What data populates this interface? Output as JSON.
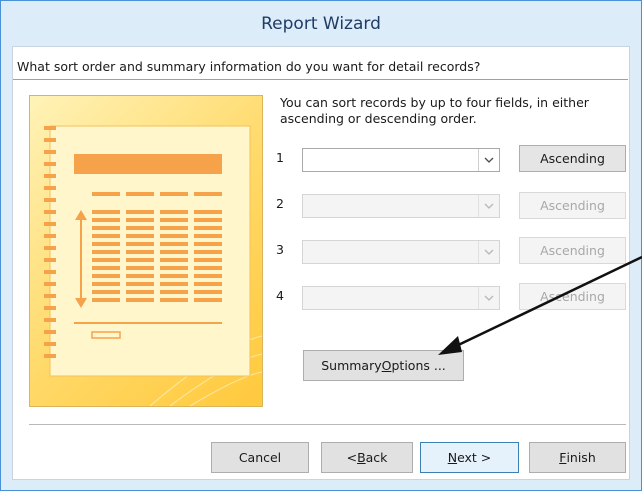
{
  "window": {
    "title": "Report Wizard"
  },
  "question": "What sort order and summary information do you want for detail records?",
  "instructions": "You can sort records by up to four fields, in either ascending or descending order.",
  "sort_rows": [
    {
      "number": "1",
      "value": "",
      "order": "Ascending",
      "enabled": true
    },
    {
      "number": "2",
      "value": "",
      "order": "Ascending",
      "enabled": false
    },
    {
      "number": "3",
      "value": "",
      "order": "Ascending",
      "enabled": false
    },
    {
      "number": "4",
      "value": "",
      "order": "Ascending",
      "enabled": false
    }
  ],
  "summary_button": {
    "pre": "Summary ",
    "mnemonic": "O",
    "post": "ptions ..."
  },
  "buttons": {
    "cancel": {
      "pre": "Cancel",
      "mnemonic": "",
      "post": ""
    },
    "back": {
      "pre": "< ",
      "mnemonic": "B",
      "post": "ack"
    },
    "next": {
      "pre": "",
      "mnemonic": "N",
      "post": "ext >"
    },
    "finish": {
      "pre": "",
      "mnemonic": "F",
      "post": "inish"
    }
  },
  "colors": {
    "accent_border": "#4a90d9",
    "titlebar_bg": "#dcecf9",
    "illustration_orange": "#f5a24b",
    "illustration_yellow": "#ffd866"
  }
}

--------

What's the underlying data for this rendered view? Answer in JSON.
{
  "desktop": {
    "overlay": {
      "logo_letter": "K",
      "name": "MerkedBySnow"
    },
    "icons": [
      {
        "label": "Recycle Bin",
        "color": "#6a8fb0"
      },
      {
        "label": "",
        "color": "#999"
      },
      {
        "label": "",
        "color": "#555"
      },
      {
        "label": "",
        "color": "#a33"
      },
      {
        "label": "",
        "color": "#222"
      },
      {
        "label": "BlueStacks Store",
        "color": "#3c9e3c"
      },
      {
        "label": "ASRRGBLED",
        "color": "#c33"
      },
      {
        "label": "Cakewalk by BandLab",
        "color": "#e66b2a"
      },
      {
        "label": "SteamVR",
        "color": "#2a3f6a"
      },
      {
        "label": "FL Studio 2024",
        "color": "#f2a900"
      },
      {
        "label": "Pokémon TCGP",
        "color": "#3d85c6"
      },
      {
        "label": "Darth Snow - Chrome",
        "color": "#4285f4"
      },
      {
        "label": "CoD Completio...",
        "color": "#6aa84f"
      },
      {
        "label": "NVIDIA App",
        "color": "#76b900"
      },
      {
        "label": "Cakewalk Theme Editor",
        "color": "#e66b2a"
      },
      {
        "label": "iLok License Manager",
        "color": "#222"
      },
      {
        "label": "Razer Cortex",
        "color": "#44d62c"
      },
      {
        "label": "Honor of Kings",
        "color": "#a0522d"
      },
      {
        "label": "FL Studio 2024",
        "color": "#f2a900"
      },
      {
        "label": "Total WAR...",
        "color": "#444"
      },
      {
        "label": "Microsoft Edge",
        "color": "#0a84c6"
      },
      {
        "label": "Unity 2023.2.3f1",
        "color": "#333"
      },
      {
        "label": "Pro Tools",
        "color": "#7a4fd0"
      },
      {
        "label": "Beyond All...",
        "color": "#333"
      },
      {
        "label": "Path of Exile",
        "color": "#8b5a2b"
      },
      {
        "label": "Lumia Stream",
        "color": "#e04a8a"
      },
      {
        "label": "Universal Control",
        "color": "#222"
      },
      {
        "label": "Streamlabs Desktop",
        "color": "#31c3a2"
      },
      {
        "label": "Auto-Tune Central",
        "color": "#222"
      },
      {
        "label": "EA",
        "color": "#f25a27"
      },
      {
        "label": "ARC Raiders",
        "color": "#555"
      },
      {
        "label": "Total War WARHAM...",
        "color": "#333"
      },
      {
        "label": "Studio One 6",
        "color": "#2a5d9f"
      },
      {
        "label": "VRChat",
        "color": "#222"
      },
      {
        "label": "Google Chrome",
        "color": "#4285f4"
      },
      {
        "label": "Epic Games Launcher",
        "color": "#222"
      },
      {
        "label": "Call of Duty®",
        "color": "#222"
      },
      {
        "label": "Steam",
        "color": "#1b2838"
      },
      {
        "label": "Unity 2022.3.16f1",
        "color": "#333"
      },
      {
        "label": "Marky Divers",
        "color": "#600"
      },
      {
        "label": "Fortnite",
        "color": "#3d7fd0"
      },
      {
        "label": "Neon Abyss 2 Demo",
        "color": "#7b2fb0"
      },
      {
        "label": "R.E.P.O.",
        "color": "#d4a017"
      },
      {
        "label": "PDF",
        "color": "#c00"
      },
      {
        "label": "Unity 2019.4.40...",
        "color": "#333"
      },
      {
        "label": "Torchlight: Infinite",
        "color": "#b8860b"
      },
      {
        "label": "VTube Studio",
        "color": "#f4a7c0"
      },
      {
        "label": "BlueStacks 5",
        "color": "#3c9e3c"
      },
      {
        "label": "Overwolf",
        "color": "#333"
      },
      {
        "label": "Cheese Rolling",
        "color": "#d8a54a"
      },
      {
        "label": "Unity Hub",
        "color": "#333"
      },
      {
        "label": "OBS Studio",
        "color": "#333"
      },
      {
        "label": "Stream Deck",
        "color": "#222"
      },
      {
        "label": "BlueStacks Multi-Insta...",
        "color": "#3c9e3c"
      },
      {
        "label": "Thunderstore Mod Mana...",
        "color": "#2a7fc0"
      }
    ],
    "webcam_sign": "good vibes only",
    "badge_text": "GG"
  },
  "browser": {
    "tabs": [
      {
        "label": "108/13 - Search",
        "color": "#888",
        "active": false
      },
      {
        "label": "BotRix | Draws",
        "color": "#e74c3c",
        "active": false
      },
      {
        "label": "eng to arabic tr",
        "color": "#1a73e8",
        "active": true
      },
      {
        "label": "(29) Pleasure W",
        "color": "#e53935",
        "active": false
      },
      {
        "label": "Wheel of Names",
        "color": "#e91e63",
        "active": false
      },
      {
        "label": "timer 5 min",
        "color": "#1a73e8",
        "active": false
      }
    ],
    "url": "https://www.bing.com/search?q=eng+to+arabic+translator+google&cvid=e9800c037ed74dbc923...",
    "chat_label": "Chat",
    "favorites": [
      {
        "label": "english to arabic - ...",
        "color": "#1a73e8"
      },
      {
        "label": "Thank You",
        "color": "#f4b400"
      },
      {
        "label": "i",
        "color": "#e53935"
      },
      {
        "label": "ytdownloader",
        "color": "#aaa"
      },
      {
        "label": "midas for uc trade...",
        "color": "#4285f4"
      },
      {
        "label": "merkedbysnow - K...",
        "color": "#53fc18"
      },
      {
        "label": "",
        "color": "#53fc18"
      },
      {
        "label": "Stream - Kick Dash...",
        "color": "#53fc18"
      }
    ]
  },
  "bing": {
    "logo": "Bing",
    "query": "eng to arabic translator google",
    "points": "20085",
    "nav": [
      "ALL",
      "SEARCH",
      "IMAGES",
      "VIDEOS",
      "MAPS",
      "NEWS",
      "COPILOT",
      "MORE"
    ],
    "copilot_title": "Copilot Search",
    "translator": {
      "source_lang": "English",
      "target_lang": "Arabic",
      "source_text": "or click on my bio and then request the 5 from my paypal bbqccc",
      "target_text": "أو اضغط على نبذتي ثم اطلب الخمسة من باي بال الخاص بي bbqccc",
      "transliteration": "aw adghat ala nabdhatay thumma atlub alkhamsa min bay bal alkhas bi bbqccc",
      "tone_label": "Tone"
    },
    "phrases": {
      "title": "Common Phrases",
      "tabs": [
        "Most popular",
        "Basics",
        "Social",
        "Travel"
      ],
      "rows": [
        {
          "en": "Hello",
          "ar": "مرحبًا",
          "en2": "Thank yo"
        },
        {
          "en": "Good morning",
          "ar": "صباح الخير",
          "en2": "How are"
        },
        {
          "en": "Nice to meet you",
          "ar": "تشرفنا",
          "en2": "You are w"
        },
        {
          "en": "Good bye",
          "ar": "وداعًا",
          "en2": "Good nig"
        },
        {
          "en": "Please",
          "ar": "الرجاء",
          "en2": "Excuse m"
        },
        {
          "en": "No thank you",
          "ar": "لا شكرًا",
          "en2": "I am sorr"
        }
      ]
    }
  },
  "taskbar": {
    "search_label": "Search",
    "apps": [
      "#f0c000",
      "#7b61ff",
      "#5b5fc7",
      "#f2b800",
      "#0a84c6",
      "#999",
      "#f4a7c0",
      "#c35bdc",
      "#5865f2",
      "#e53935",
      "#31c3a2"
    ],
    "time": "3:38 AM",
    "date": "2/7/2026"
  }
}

--------

What to do: Search the data above for the word "JSON", then gather each line in which it appears.

Task result:
What data populates this interface? Output as JSON.
What's the underlying data for this rendered view? Answer in JSON.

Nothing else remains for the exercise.